* PROBLEM TO WORK ON *
Repeat the listing exactly as given, omitting every image.

* PROVIDED RECORDS *
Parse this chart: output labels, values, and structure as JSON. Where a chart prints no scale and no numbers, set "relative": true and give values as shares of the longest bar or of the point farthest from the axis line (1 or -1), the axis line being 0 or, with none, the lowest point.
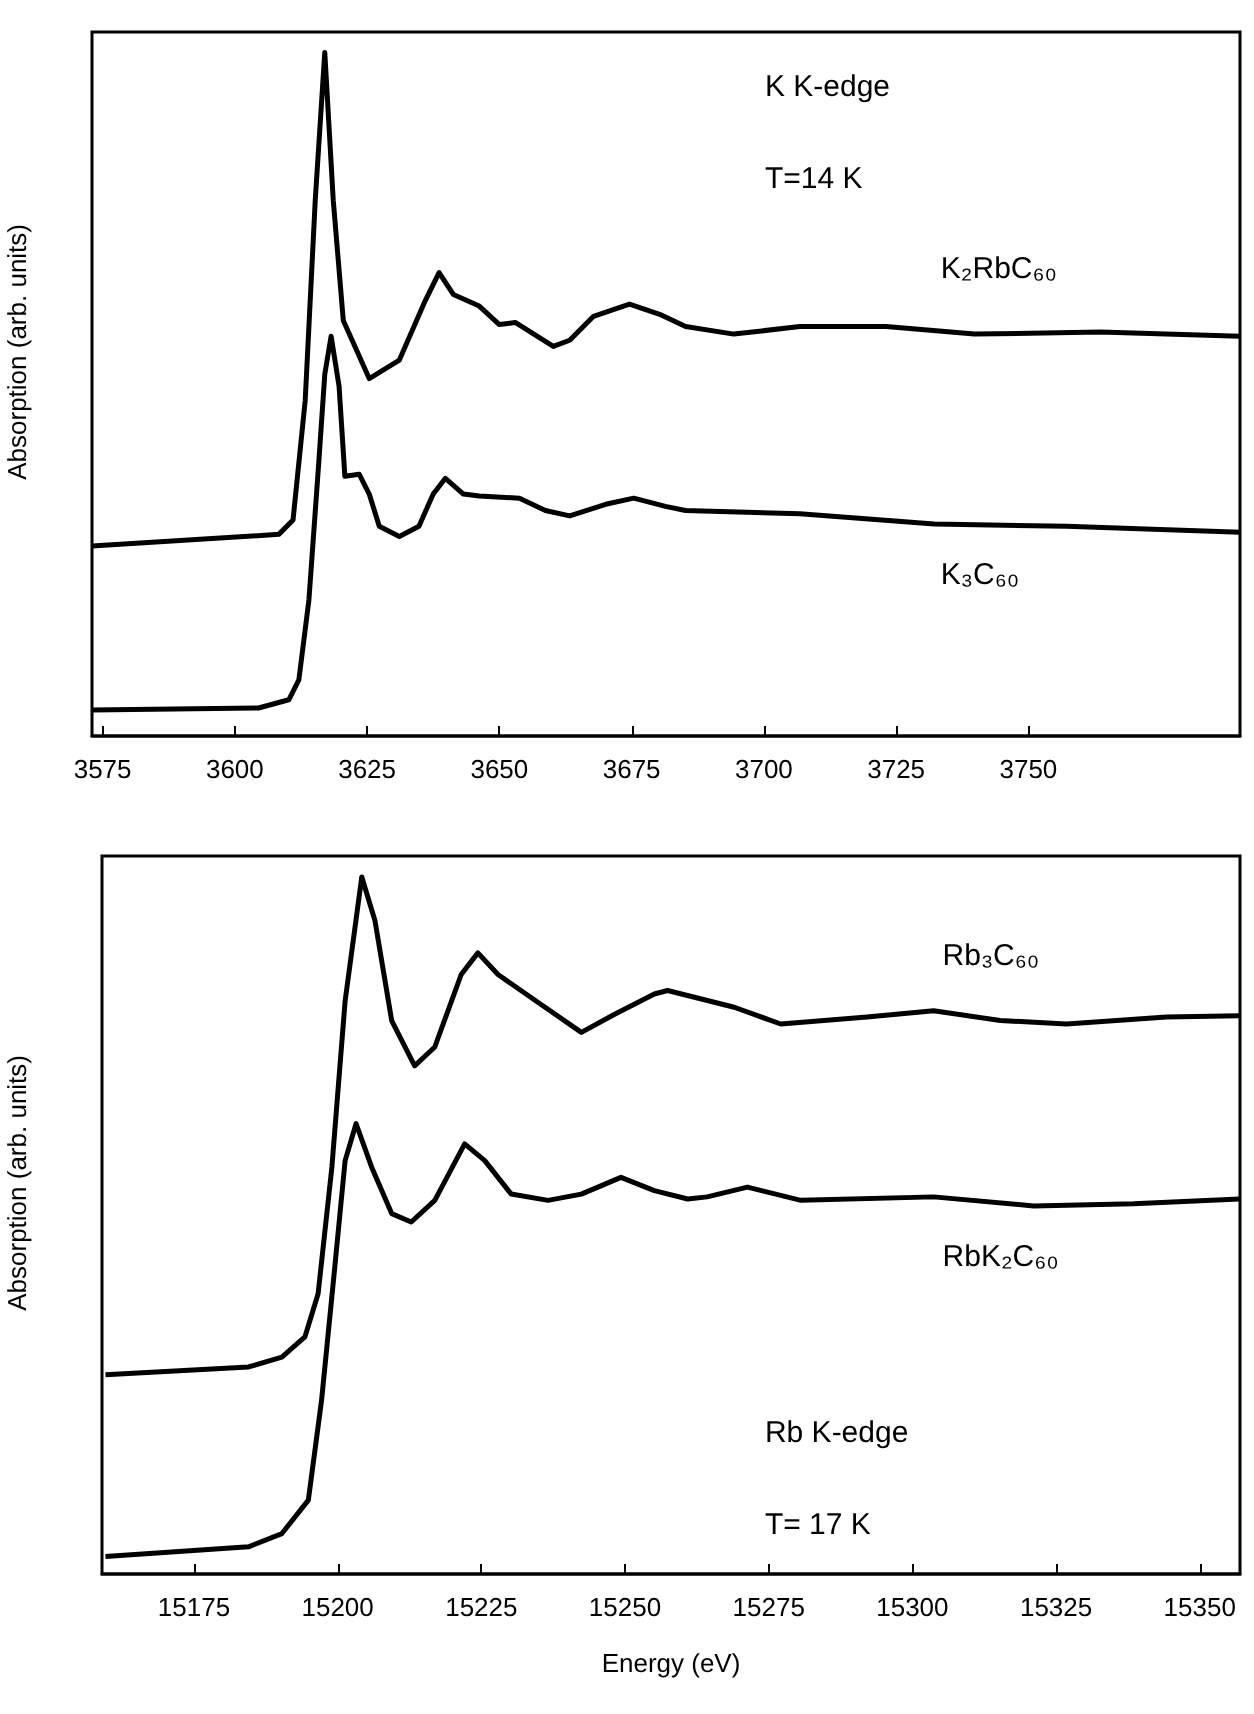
{
  "chart_data": [
    {
      "type": "line",
      "relative": true,
      "ylabel": "Absorption (arb. units)",
      "tick_labels": "x",
      "xlim": [
        3573,
        3790
      ],
      "xticks": [
        3575,
        3600,
        3625,
        3650,
        3675,
        3700,
        3725,
        3750
      ],
      "annotations": [
        "K K-edge",
        "T=14 K"
      ],
      "series": [
        {
          "name": "K₂RbC₆₀",
          "color": "#000000",
          "x": [
            3573,
            3608.3,
            3611.0,
            3613.3,
            3615.2,
            3617.0,
            3618.6,
            3620.5,
            3622.7,
            3625.4,
            3631.1,
            3636.0,
            3638.6,
            3641.3,
            3646.2,
            3650.0,
            3653.0,
            3660.2,
            3663.3,
            3667.8,
            3674.6,
            3680.3,
            3685.2,
            3694.3,
            3706.8,
            3723.1,
            3739.8,
            3763.6,
            3790
          ],
          "values": [
            0.278,
            0.295,
            0.316,
            0.491,
            0.784,
            1.0,
            0.784,
            0.608,
            0.57,
            0.523,
            0.55,
            0.637,
            0.678,
            0.646,
            0.629,
            0.602,
            0.605,
            0.57,
            0.579,
            0.614,
            0.632,
            0.617,
            0.599,
            0.588,
            0.599,
            0.599,
            0.588,
            0.591,
            0.585
          ]
        },
        {
          "name": "K₃C₆₀",
          "color": "#000000",
          "x": [
            3573,
            3604.5,
            3610.2,
            3612.1,
            3614.0,
            3615.9,
            3617.0,
            3618.2,
            3619.7,
            3620.8,
            3623.5,
            3625.4,
            3627.3,
            3631.1,
            3634.8,
            3637.5,
            3639.8,
            3643.2,
            3646.2,
            3653.8,
            3658.7,
            3663.3,
            3670.1,
            3675.4,
            3681.4,
            3685.2,
            3706.8,
            3732.2,
            3757.2,
            3790
          ],
          "values": [
            0.038,
            0.041,
            0.053,
            0.082,
            0.199,
            0.404,
            0.529,
            0.585,
            0.512,
            0.38,
            0.383,
            0.354,
            0.307,
            0.292,
            0.307,
            0.354,
            0.377,
            0.354,
            0.351,
            0.348,
            0.33,
            0.322,
            0.339,
            0.348,
            0.336,
            0.33,
            0.325,
            0.31,
            0.307,
            0.298
          ]
        }
      ]
    },
    {
      "type": "line",
      "relative": true,
      "xlabel": "Energy (eV)",
      "ylabel": "Absorption (arb. units)",
      "tick_labels": "x",
      "xlim": [
        15159,
        15357
      ],
      "xticks": [
        15175,
        15200,
        15225,
        15250,
        15275,
        15300,
        15325,
        15350
      ],
      "annotations": [
        "Rb K-edge",
        "T= 17 K"
      ],
      "series": [
        {
          "name": "Rb₃C₆₀",
          "color": "#000000",
          "x": [
            15159.6,
            15184.5,
            15190.3,
            15194.3,
            15196.6,
            15199.0,
            15201.3,
            15204.2,
            15206.5,
            15209.4,
            15213.4,
            15216.9,
            15221.5,
            15224.4,
            15227.9,
            15235.4,
            15242.4,
            15248.2,
            15255.1,
            15257.4,
            15269.0,
            15277.1,
            15292.1,
            15303.7,
            15315.3,
            15326.8,
            15344.2,
            15356.9
          ],
          "values": [
            0.286,
            0.297,
            0.311,
            0.34,
            0.402,
            0.584,
            0.822,
            1.0,
            0.937,
            0.794,
            0.729,
            0.756,
            0.86,
            0.891,
            0.86,
            0.817,
            0.777,
            0.803,
            0.832,
            0.837,
            0.813,
            0.789,
            0.799,
            0.808,
            0.794,
            0.789,
            0.799,
            0.801
          ]
        },
        {
          "name": "RbK₂C₆₀",
          "color": "#000000",
          "x": [
            15159.6,
            15184.5,
            15190.3,
            15194.9,
            15197.2,
            15199.5,
            15201.3,
            15203.2,
            15205.9,
            15209.4,
            15212.8,
            15216.9,
            15222.1,
            15225.6,
            15230.2,
            15236.6,
            15242.4,
            15249.3,
            15255.1,
            15260.9,
            15264.3,
            15271.3,
            15280.6,
            15303.7,
            15321.1,
            15338.5,
            15356.9
          ],
          "values": [
            0.025,
            0.039,
            0.058,
            0.106,
            0.249,
            0.44,
            0.593,
            0.646,
            0.584,
            0.517,
            0.505,
            0.536,
            0.617,
            0.593,
            0.545,
            0.536,
            0.545,
            0.569,
            0.55,
            0.538,
            0.541,
            0.555,
            0.536,
            0.541,
            0.528,
            0.531,
            0.538
          ]
        }
      ]
    }
  ]
}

* TASK ANSWER *
Parse this chart: output labels, values, and structure as JSON. Where a chart prints no scale and no numbers, set "relative": true and give values as shares of the longest bar or of the point farthest from the axis line (1 or -1), the axis line being 0 or, with none, the lowest point.
{
  "chart_data": [
    {
      "type": "line",
      "relative": true,
      "ylabel": "Absorption (arb. units)",
      "tick_labels": "x",
      "xlim": [
        3573,
        3790
      ],
      "xticks": [
        3575,
        3600,
        3625,
        3650,
        3675,
        3700,
        3725,
        3750
      ],
      "annotations": [
        "K K-edge",
        "T=14 K"
      ],
      "series": [
        {
          "name": "K₂RbC₆₀",
          "color": "#000000",
          "x": [
            3573,
            3608.3,
            3611.0,
            3613.3,
            3615.2,
            3617.0,
            3618.6,
            3620.5,
            3622.7,
            3625.4,
            3631.1,
            3636.0,
            3638.6,
            3641.3,
            3646.2,
            3650.0,
            3653.0,
            3660.2,
            3663.3,
            3667.8,
            3674.6,
            3680.3,
            3685.2,
            3694.3,
            3706.8,
            3723.1,
            3739.8,
            3763.6,
            3790
          ],
          "values": [
            0.278,
            0.295,
            0.316,
            0.491,
            0.784,
            1.0,
            0.784,
            0.608,
            0.57,
            0.523,
            0.55,
            0.637,
            0.678,
            0.646,
            0.629,
            0.602,
            0.605,
            0.57,
            0.579,
            0.614,
            0.632,
            0.617,
            0.599,
            0.588,
            0.599,
            0.599,
            0.588,
            0.591,
            0.585
          ]
        },
        {
          "name": "K₃C₆₀",
          "color": "#000000",
          "x": [
            3573,
            3604.5,
            3610.2,
            3612.1,
            3614.0,
            3615.9,
            3617.0,
            3618.2,
            3619.7,
            3620.8,
            3623.5,
            3625.4,
            3627.3,
            3631.1,
            3634.8,
            3637.5,
            3639.8,
            3643.2,
            3646.2,
            3653.8,
            3658.7,
            3663.3,
            3670.1,
            3675.4,
            3681.4,
            3685.2,
            3706.8,
            3732.2,
            3757.2,
            3790
          ],
          "values": [
            0.038,
            0.041,
            0.053,
            0.082,
            0.199,
            0.404,
            0.529,
            0.585,
            0.512,
            0.38,
            0.383,
            0.354,
            0.307,
            0.292,
            0.307,
            0.354,
            0.377,
            0.354,
            0.351,
            0.348,
            0.33,
            0.322,
            0.339,
            0.348,
            0.336,
            0.33,
            0.325,
            0.31,
            0.307,
            0.298
          ]
        }
      ]
    },
    {
      "type": "line",
      "relative": true,
      "xlabel": "Energy (eV)",
      "ylabel": "Absorption (arb. units)",
      "tick_labels": "x",
      "xlim": [
        15159,
        15357
      ],
      "xticks": [
        15175,
        15200,
        15225,
        15250,
        15275,
        15300,
        15325,
        15350
      ],
      "annotations": [
        "Rb K-edge",
        "T= 17 K"
      ],
      "series": [
        {
          "name": "Rb₃C₆₀",
          "color": "#000000",
          "x": [
            15159.6,
            15184.5,
            15190.3,
            15194.3,
            15196.6,
            15199.0,
            15201.3,
            15204.2,
            15206.5,
            15209.4,
            15213.4,
            15216.9,
            15221.5,
            15224.4,
            15227.9,
            15235.4,
            15242.4,
            15248.2,
            15255.1,
            15257.4,
            15269.0,
            15277.1,
            15292.1,
            15303.7,
            15315.3,
            15326.8,
            15344.2,
            15356.9
          ],
          "values": [
            0.286,
            0.297,
            0.311,
            0.34,
            0.402,
            0.584,
            0.822,
            1.0,
            0.937,
            0.794,
            0.729,
            0.756,
            0.86,
            0.891,
            0.86,
            0.817,
            0.777,
            0.803,
            0.832,
            0.837,
            0.813,
            0.789,
            0.799,
            0.808,
            0.794,
            0.789,
            0.799,
            0.801
          ]
        },
        {
          "name": "RbK₂C₆₀",
          "color": "#000000",
          "x": [
            15159.6,
            15184.5,
            15190.3,
            15194.9,
            15197.2,
            15199.5,
            15201.3,
            15203.2,
            15205.9,
            15209.4,
            15212.8,
            15216.9,
            15222.1,
            15225.6,
            15230.2,
            15236.6,
            15242.4,
            15249.3,
            15255.1,
            15260.9,
            15264.3,
            15271.3,
            15280.6,
            15303.7,
            15321.1,
            15338.5,
            15356.9
          ],
          "values": [
            0.025,
            0.039,
            0.058,
            0.106,
            0.249,
            0.44,
            0.593,
            0.646,
            0.584,
            0.517,
            0.505,
            0.536,
            0.617,
            0.593,
            0.545,
            0.536,
            0.545,
            0.569,
            0.55,
            0.538,
            0.541,
            0.555,
            0.536,
            0.541,
            0.528,
            0.531,
            0.538
          ]
        }
      ]
    }
  ]
}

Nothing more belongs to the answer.